__Exercise directions__.
Scan the data for lines with "Services" and report the count by itself.
═════ Source records
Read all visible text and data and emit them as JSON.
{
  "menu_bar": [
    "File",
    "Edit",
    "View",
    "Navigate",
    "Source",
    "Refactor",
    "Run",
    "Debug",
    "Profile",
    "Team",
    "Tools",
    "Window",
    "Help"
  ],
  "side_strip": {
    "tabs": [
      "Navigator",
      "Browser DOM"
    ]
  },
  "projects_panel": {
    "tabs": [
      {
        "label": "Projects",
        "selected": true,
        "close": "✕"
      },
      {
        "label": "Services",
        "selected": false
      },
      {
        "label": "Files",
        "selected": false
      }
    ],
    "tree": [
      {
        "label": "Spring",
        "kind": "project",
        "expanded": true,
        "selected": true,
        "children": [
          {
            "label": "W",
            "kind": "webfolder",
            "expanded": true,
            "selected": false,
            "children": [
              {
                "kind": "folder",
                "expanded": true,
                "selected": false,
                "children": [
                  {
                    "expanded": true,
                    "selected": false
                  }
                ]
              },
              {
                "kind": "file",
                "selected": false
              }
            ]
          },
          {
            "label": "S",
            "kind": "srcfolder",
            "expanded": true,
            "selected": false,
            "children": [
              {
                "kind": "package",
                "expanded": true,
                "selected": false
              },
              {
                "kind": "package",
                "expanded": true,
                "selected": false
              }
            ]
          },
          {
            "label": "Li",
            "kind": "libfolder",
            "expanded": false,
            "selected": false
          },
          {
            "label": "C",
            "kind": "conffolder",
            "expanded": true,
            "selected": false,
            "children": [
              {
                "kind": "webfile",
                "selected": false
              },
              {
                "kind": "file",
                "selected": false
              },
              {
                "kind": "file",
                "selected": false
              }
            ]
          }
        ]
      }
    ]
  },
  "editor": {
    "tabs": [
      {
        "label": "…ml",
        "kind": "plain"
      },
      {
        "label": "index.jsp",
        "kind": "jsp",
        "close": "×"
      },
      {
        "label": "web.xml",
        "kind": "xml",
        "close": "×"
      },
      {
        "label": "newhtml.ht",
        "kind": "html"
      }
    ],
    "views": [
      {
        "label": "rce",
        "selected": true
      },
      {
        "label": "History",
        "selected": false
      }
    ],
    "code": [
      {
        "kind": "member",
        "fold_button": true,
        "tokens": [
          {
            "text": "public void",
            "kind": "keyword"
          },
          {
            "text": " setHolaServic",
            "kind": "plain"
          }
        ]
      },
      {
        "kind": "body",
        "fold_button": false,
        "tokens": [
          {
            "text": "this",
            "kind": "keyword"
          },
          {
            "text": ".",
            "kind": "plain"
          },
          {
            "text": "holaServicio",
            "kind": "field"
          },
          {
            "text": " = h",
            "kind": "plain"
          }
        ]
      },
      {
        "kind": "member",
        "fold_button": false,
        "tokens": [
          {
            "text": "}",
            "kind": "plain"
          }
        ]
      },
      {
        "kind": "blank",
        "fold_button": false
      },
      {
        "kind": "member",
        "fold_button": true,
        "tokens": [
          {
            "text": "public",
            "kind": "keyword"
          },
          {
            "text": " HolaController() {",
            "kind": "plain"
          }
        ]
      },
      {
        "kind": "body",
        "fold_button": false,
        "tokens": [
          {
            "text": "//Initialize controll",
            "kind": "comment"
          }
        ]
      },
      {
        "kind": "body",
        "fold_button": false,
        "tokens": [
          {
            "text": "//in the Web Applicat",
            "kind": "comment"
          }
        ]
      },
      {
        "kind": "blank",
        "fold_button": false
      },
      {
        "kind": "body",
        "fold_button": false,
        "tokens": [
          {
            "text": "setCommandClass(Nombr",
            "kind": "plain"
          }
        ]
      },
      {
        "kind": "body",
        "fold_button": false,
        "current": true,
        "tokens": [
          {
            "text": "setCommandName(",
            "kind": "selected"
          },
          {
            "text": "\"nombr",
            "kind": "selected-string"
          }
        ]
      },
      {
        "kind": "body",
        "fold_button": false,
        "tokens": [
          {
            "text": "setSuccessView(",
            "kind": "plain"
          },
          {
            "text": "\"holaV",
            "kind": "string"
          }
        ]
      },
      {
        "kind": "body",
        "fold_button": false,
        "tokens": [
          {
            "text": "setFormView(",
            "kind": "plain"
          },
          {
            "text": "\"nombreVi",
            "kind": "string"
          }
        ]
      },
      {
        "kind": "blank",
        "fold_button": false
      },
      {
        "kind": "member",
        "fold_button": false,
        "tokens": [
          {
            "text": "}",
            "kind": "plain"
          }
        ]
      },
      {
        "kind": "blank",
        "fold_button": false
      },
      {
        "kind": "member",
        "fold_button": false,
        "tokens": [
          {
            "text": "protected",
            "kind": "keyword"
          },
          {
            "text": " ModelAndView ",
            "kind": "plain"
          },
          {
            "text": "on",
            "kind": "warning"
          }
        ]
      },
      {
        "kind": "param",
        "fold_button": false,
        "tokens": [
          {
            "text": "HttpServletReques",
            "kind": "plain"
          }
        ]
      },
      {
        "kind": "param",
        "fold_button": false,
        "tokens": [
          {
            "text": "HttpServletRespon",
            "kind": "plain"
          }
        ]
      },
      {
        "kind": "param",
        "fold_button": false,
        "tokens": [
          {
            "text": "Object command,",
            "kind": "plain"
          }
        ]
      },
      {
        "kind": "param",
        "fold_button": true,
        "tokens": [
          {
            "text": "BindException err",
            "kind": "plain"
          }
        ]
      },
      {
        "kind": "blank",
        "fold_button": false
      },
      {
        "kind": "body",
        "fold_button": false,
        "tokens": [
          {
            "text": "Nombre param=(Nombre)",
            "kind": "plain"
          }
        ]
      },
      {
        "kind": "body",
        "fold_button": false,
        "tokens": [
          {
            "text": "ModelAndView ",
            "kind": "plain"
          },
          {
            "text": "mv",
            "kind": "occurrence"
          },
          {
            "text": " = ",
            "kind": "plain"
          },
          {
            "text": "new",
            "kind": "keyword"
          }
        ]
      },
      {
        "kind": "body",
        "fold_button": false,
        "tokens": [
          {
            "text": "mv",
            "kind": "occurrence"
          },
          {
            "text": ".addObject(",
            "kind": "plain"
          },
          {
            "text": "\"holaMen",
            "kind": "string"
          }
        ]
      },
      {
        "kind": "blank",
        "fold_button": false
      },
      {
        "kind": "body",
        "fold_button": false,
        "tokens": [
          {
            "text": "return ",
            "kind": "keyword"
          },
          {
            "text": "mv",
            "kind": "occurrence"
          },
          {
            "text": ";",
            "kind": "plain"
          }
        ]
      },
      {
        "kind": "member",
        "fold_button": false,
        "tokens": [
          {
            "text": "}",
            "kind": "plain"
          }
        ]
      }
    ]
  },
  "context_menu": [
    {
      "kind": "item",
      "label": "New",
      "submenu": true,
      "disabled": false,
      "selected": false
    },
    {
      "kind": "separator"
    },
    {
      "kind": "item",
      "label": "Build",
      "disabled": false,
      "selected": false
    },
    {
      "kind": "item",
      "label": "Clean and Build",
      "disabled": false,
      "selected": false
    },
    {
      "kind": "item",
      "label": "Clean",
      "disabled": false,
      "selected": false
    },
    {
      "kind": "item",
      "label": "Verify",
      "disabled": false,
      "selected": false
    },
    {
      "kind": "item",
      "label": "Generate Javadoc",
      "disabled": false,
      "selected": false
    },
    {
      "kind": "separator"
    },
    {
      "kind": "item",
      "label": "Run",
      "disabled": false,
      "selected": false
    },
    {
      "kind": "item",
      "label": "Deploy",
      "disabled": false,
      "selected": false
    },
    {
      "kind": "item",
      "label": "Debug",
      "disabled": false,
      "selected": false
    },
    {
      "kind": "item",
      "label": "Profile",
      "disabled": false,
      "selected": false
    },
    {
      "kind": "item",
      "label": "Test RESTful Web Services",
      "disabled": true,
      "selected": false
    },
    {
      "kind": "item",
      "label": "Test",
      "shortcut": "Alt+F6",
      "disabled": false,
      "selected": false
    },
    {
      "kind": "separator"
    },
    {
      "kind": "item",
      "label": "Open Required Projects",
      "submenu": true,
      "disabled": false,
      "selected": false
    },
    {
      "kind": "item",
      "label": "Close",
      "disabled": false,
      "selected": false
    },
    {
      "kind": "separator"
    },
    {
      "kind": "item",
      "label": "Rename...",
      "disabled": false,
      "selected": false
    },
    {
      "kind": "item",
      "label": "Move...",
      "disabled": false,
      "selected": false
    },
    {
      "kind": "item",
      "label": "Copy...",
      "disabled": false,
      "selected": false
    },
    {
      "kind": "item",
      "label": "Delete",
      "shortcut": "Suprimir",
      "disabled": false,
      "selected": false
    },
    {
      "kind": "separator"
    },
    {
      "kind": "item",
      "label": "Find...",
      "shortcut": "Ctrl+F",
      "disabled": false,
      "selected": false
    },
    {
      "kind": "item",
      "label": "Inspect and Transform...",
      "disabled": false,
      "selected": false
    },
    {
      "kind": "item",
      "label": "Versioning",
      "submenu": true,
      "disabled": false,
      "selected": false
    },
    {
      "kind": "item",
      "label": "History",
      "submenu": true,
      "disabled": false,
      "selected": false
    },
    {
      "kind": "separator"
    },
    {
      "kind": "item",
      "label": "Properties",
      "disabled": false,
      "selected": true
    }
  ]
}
══════════
__Answer for the task__.
2